Work instructions> Your output is the line containing "Parse this screenshot: output" plus all lines after it to the end of the records, reproduced exactly, with nothing else.

(Stored data)
## Begin
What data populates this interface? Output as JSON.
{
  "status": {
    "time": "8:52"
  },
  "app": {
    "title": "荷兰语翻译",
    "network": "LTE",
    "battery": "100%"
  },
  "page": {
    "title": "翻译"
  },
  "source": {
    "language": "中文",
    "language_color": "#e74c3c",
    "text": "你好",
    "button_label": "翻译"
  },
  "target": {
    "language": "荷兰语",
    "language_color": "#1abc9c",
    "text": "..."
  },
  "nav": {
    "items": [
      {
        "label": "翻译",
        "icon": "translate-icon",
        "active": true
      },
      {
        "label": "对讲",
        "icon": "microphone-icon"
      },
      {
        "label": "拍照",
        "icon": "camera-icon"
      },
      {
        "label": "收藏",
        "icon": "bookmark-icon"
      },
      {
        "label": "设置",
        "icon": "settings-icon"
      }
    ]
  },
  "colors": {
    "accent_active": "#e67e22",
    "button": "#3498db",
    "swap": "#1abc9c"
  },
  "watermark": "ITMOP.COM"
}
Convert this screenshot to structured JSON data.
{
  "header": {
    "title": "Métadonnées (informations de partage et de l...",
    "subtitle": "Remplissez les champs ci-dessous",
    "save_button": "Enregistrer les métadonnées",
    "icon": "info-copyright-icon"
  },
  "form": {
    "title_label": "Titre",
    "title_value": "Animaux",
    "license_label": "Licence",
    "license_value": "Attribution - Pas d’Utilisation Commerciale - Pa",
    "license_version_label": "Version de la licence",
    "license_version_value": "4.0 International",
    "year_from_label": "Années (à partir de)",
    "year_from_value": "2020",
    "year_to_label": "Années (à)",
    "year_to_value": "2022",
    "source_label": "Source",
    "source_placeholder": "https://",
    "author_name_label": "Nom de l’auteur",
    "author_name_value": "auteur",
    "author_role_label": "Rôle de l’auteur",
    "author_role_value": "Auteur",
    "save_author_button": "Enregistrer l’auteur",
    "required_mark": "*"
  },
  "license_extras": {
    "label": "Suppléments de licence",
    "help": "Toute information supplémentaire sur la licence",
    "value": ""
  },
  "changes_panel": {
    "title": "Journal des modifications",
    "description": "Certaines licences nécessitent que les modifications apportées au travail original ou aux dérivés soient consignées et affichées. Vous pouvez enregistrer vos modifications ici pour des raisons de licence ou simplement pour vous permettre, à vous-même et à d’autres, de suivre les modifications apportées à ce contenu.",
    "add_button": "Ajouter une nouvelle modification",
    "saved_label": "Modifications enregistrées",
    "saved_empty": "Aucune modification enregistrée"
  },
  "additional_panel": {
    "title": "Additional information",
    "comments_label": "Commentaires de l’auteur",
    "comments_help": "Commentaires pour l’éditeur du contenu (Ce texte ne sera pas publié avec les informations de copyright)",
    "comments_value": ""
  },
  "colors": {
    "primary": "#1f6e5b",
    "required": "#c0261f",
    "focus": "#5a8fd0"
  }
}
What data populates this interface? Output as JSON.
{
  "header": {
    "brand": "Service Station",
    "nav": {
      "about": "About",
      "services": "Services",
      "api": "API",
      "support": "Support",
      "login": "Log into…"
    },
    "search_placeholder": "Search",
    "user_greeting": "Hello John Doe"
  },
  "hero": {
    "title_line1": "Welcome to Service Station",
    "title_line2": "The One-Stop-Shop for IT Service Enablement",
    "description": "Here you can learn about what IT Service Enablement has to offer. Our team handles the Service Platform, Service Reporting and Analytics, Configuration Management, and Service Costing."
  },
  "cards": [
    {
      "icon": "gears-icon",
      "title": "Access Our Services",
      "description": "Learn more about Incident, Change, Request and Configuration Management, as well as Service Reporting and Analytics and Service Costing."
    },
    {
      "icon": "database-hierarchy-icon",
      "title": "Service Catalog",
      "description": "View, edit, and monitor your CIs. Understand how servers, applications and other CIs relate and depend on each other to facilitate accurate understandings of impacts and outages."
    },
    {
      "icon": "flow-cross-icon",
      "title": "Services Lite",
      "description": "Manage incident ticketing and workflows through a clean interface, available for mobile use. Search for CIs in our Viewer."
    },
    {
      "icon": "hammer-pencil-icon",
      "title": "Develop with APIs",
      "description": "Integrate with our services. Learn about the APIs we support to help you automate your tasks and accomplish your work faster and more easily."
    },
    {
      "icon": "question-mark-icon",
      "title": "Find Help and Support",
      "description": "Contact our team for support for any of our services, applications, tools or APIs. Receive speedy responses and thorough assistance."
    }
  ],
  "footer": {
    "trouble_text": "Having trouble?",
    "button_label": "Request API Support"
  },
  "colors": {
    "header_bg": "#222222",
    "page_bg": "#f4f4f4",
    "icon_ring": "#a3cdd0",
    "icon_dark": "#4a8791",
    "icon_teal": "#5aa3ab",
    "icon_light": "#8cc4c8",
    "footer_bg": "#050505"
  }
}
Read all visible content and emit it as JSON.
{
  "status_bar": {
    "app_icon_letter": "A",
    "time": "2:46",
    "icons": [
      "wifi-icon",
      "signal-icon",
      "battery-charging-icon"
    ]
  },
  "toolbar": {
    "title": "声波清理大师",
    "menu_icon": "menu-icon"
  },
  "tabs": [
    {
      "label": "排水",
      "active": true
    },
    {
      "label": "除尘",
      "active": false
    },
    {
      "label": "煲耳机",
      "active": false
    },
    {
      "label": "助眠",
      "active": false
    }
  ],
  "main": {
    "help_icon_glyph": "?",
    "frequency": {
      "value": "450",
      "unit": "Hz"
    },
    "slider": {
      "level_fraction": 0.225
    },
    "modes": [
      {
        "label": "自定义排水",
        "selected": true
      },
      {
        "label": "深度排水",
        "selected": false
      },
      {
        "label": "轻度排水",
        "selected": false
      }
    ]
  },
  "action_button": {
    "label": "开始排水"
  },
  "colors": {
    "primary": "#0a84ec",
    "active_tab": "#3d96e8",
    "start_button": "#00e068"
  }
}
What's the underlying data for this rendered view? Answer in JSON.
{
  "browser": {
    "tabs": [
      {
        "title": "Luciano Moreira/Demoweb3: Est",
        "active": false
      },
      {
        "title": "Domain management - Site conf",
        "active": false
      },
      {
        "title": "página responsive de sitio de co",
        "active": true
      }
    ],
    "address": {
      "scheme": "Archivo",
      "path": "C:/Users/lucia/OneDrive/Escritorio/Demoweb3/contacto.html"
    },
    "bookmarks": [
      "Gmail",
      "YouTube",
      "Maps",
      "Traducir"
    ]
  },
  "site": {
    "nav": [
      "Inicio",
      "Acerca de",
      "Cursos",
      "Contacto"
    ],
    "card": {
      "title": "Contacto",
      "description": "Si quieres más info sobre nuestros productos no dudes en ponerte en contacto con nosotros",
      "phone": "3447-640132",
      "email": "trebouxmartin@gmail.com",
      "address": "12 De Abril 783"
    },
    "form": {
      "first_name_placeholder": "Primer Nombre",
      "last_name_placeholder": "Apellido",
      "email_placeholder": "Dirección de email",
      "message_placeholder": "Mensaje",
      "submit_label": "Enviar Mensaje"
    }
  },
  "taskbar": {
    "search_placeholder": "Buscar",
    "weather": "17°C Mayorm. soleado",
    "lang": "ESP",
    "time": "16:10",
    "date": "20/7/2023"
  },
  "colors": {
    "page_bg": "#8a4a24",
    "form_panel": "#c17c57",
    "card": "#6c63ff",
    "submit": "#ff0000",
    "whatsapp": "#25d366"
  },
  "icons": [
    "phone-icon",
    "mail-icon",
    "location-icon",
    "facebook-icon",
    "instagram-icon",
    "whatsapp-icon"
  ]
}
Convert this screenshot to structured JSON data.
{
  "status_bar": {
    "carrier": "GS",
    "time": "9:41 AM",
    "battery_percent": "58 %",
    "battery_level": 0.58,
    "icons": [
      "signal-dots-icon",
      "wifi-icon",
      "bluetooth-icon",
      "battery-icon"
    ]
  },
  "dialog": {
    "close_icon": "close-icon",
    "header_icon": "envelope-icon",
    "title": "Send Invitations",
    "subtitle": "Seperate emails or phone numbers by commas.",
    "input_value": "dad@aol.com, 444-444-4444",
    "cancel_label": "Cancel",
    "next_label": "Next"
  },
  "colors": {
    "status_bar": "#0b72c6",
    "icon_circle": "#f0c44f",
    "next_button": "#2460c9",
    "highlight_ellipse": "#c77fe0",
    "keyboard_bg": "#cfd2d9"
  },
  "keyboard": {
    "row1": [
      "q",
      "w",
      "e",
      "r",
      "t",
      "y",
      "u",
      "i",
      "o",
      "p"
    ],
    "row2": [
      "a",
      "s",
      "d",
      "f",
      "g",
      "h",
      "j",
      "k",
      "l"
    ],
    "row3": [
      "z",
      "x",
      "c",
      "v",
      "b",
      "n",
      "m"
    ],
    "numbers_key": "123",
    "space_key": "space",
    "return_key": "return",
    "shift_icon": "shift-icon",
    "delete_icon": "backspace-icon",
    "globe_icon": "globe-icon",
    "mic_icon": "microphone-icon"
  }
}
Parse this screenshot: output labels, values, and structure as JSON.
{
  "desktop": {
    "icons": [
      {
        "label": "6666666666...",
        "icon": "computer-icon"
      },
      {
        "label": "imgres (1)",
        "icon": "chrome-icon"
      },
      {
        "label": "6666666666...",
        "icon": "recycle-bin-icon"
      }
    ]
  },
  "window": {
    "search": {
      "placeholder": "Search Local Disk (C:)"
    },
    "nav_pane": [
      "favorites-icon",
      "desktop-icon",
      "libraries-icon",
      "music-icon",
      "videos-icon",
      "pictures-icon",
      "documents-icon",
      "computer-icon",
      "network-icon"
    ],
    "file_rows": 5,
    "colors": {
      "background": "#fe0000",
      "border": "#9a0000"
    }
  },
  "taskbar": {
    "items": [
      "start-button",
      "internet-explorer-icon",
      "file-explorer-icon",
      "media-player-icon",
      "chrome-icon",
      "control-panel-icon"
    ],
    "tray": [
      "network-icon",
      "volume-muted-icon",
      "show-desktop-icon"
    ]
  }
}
## End
Result of this task>
Parse this screenshot: output labels, values, and structure as JSON.
{
  "desktop": {
    "icons": [
      {
        "label": "6666666666...",
        "icon": "computer-icon"
      },
      {
        "label": "imgres (1)",
        "icon": "chrome-icon"
      },
      {
        "label": "6666666666...",
        "icon": "recycle-bin-icon"
      }
    ]
  },
  "window": {
    "search": {
      "placeholder": "Search Local Disk (C:)"
    },
    "nav_pane": [
      "favorites-icon",
      "desktop-icon",
      "libraries-icon",
      "music-icon",
      "videos-icon",
      "pictures-icon",
      "documents-icon",
      "computer-icon",
      "network-icon"
    ],
    "file_rows": 5,
    "colors": {
      "background": "#fe0000",
      "border": "#9a0000"
    }
  },
  "taskbar": {
    "items": [
      "start-button",
      "internet-explorer-icon",
      "file-explorer-icon",
      "media-player-icon",
      "chrome-icon",
      "control-panel-icon"
    ],
    "tray": [
      "network-icon",
      "volume-muted-icon",
      "show-desktop-icon"
    ]
  }
}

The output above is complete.